PROVIDED PASSAGE:
## BEGIN

Faster Trajectory Clustering using cluster2

Home


Before proceeding in this section, one should be familiar with the trajectory clustering discussion and procedures supplied with each HYSPLIT distribution. The faster cluster2 program clusters HYSPLIT formatted trajectory files using the same input and output files as the HYSPLIT clustering method. The cluster2 program generates the CLUSLIST_{nc} output file directly for a predetermined number of clusters (nc), thereby not requiring the cluslist program. The CLUSLIST_{nc} file is then read by clusmem to create a file of trajectory file name listings for each cluster member (#} and written to the file CLUSTRAJ{#}_{nc}. This file is then read by trajmean to create a mean HYSPLIT formatted trajectory file for each cluster member number and named C{#}mean.tdump. These file names are accumulated in file MEAN.LIST which is then read by merglist to create the final cluster mean trajectory file Cmean.tdump. The mean trajectory can then be displayed using the conventional plotting program trajplot.

## END

SUPPLIED INFORMATION:
## BEGIN

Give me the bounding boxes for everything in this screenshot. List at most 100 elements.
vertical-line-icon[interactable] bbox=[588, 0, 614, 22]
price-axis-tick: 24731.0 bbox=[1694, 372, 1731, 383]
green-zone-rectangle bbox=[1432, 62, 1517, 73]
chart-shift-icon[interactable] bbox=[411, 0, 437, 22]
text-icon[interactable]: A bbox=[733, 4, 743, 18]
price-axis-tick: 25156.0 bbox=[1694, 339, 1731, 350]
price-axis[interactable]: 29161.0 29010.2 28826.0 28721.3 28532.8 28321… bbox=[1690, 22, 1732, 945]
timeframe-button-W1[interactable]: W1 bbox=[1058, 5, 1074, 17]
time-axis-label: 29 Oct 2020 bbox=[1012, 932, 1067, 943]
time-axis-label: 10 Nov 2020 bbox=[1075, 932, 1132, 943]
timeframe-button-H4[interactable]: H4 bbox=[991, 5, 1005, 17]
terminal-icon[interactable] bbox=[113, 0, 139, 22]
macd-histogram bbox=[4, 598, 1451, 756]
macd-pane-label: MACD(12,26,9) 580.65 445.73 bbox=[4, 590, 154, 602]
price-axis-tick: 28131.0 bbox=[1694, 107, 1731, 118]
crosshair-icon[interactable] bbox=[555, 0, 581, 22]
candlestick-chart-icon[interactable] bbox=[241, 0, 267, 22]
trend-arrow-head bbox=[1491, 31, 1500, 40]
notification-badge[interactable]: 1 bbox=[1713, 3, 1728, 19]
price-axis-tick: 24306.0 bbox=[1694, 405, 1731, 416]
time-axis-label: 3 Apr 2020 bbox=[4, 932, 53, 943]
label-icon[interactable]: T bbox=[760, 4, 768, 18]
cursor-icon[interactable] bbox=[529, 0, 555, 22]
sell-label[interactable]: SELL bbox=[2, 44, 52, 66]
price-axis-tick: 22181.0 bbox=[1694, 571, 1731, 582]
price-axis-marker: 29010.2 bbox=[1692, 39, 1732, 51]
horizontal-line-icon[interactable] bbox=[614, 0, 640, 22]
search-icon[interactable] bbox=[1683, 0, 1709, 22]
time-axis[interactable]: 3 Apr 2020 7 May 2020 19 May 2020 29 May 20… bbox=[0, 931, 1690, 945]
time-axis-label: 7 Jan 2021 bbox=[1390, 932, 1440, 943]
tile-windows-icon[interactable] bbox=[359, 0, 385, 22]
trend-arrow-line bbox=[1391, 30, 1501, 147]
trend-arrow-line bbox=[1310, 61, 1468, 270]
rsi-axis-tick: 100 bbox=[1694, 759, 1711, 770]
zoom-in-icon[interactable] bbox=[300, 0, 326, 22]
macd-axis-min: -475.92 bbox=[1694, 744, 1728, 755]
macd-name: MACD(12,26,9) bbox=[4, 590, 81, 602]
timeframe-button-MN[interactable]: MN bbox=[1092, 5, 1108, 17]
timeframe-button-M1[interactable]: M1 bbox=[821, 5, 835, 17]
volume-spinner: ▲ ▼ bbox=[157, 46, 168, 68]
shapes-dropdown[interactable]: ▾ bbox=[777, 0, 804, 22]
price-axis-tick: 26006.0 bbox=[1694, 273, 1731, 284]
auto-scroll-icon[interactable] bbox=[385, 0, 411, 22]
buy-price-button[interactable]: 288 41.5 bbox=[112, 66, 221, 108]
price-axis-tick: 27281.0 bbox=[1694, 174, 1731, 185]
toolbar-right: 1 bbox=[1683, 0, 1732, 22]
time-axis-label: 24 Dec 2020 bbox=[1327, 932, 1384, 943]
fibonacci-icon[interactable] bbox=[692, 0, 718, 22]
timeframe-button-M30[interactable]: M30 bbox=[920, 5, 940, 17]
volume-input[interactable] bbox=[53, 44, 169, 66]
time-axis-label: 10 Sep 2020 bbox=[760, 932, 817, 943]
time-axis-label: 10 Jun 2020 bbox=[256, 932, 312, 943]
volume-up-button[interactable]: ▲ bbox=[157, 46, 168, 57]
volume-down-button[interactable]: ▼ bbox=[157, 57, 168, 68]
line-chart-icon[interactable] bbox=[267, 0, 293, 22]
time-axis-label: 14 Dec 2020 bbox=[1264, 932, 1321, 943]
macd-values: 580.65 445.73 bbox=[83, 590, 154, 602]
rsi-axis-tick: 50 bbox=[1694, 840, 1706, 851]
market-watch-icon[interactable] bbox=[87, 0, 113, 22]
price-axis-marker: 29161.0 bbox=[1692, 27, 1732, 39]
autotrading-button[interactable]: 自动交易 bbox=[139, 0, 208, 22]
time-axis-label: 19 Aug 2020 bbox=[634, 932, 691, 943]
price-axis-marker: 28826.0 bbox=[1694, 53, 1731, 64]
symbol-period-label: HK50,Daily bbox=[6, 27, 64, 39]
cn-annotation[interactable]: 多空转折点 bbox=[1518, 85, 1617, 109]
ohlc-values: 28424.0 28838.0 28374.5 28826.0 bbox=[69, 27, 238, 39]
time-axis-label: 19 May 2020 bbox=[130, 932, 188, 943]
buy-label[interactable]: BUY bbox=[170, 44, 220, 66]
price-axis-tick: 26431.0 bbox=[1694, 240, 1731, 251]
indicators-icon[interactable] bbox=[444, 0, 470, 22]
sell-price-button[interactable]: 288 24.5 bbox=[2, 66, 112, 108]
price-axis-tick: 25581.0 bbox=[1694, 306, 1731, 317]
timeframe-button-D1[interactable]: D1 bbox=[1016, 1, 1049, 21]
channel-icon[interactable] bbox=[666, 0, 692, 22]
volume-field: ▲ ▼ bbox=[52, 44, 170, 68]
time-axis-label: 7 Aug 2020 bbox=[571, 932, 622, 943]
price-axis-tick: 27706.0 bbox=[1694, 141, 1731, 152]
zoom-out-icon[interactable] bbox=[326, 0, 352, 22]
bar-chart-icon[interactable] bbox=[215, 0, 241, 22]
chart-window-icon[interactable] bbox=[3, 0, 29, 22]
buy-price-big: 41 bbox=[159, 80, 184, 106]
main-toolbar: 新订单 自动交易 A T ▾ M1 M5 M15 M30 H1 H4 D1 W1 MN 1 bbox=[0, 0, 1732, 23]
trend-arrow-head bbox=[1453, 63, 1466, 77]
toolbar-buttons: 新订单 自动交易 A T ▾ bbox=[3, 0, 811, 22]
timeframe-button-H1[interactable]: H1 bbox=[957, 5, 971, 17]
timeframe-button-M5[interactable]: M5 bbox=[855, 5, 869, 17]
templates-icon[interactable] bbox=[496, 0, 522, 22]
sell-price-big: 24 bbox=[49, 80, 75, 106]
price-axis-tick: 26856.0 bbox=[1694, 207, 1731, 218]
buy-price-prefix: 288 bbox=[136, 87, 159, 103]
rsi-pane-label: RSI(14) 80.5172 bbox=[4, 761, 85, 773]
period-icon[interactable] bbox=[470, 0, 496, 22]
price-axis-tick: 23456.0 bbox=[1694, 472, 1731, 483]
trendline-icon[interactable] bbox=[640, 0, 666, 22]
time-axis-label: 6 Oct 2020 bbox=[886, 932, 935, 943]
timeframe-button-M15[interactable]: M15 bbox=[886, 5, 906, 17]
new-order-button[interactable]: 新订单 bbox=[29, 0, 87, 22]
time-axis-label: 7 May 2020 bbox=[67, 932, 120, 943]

## END

EXERCISE DETAILS: Quote the entire trajectory clustering text word for word. The lines above have nothing to do with the trajectory clustering text.

OUTPUT OF THE EXERCISE:
Faster Trajectory Clustering using cluster2

Home


Before proceeding in this section, one should be familiar with the trajectory clustering discussion and procedures supplied with each HYSPLIT distribution. The faster cluster2 program clusters HYSPLIT formatted trajectory files using the same input and output files as the HYSPLIT clustering method. The cluster2 program generates the CLUSLIST_{nc} output file directly for a predetermined number of clusters (nc), thereby not requiring the cluslist program. The CLUSLIST_{nc} file is then read by clusmem to create a file of trajectory file name listings for each cluster member (#} and written to the file CLUSTRAJ{#}_{nc}. This file is then read by trajmean to create a mean HYSPLIT formatted trajectory file for each cluster member number and named C{#}mean.tdump. These file names are accumulated in file MEAN.LIST which is then read by merglist to create the final cluster mean trajectory file Cmean.tdump. The mean trajectory can then be displayed using the conventional plotting program trajplot.